[EXERCISE GOAL]
The entries below need to be written out exactly, with no pictures included.

--- start of THE DATA ---

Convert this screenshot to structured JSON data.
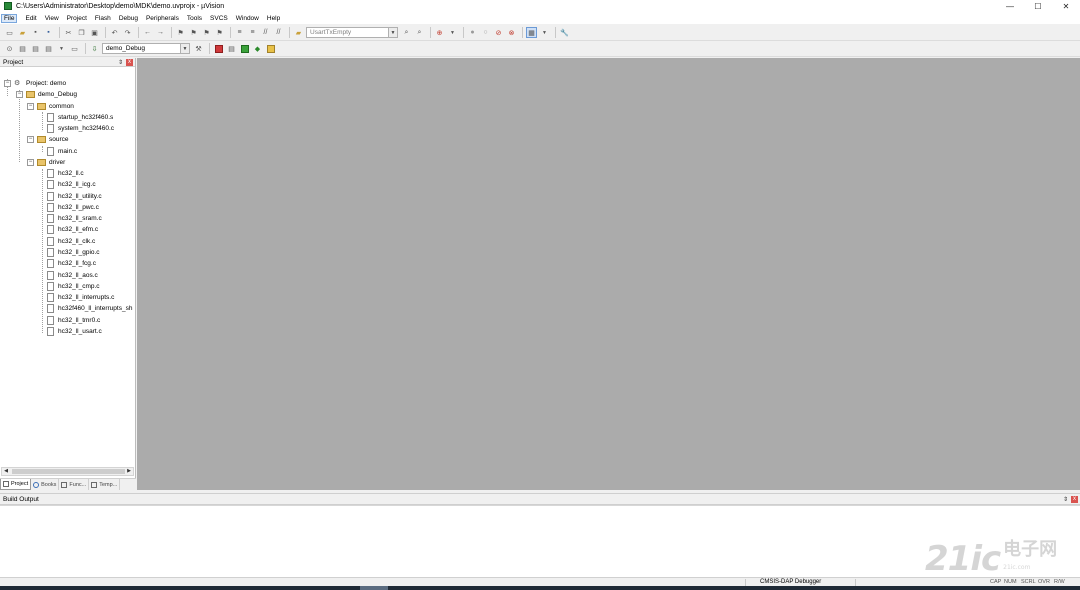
{
  "window": {
    "title": "C:\\Users\\Administrator\\Desktop\\demo\\MDK\\demo.uvprojx - µVision",
    "minimize": "—",
    "maximize": "☐",
    "close": "✕"
  },
  "menu": [
    "File",
    "Edit",
    "View",
    "Project",
    "Flash",
    "Debug",
    "Peripherals",
    "Tools",
    "SVCS",
    "Window",
    "Help"
  ],
  "toolbar": {
    "function_combo_value": "UsartTxEmpty",
    "target_combo_value": "demo_Debug"
  },
  "project_panel": {
    "title": "Project",
    "pin": "⇕",
    "close": "x",
    "root": "Project: demo",
    "target": "demo_Debug",
    "groups": [
      {
        "name": "common",
        "files": [
          "startup_hc32f460.s",
          "system_hc32f460.c"
        ]
      },
      {
        "name": "source",
        "files": [
          "main.c"
        ]
      },
      {
        "name": "driver",
        "files": [
          "hc32_ll.c",
          "hc32_ll_icg.c",
          "hc32_ll_utility.c",
          "hc32_ll_pwc.c",
          "hc32_ll_sram.c",
          "hc32_ll_efm.c",
          "hc32_ll_clk.c",
          "hc32_ll_gpio.c",
          "hc32_ll_fcg.c",
          "hc32_ll_aos.c",
          "hc32_ll_cmp.c",
          "hc32_ll_interrupts.c",
          "hc32f460_ll_interrupts_sh",
          "hc32_ll_tmr0.c",
          "hc32_ll_usart.c"
        ]
      }
    ],
    "tabs": [
      "Project",
      "Books",
      "Func...",
      "Temp..."
    ]
  },
  "build_output": {
    "title": "Build Output",
    "pin": "⇕",
    "close": "x"
  },
  "statusbar": {
    "debugger": "CMSIS-DAP Debugger",
    "indicators": [
      "CAP",
      "NUM",
      "SCRL",
      "OVR",
      "R/W"
    ]
  },
  "watermark": {
    "logo": "21ic",
    "text": "电子网",
    "sub": "21ic.com"
  },
  "colors": {
    "editor_background": "#ababab",
    "panel_background": "#ffffff",
    "chrome": "#f0f0f0"
  }
}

--- end of THE DATA ---

[THE ANSWER]
Convert this screenshot to structured JSON data.
{
  "window": {
    "title": "C:\\Users\\Administrator\\Desktop\\demo\\MDK\\demo.uvprojx - µVision",
    "minimize": "—",
    "maximize": "☐",
    "close": "✕"
  },
  "menu": [
    "File",
    "Edit",
    "View",
    "Project",
    "Flash",
    "Debug",
    "Peripherals",
    "Tools",
    "SVCS",
    "Window",
    "Help"
  ],
  "toolbar": {
    "function_combo_value": "UsartTxEmpty",
    "target_combo_value": "demo_Debug"
  },
  "project_panel": {
    "title": "Project",
    "pin": "⇕",
    "close": "x",
    "root": "Project: demo",
    "target": "demo_Debug",
    "groups": [
      {
        "name": "common",
        "files": [
          "startup_hc32f460.s",
          "system_hc32f460.c"
        ]
      },
      {
        "name": "source",
        "files": [
          "main.c"
        ]
      },
      {
        "name": "driver",
        "files": [
          "hc32_ll.c",
          "hc32_ll_icg.c",
          "hc32_ll_utility.c",
          "hc32_ll_pwc.c",
          "hc32_ll_sram.c",
          "hc32_ll_efm.c",
          "hc32_ll_clk.c",
          "hc32_ll_gpio.c",
          "hc32_ll_fcg.c",
          "hc32_ll_aos.c",
          "hc32_ll_cmp.c",
          "hc32_ll_interrupts.c",
          "hc32f460_ll_interrupts_sh",
          "hc32_ll_tmr0.c",
          "hc32_ll_usart.c"
        ]
      }
    ],
    "tabs": [
      "Project",
      "Books",
      "Func...",
      "Temp..."
    ]
  },
  "build_output": {
    "title": "Build Output",
    "pin": "⇕",
    "close": "x"
  },
  "statusbar": {
    "debugger": "CMSIS-DAP Debugger",
    "indicators": [
      "CAP",
      "NUM",
      "SCRL",
      "OVR",
      "R/W"
    ]
  },
  "watermark": {
    "logo": "21ic",
    "text": "电子网",
    "sub": "21ic.com"
  },
  "colors": {
    "editor_background": "#ababab",
    "panel_background": "#ffffff",
    "chrome": "#f0f0f0"
  }
}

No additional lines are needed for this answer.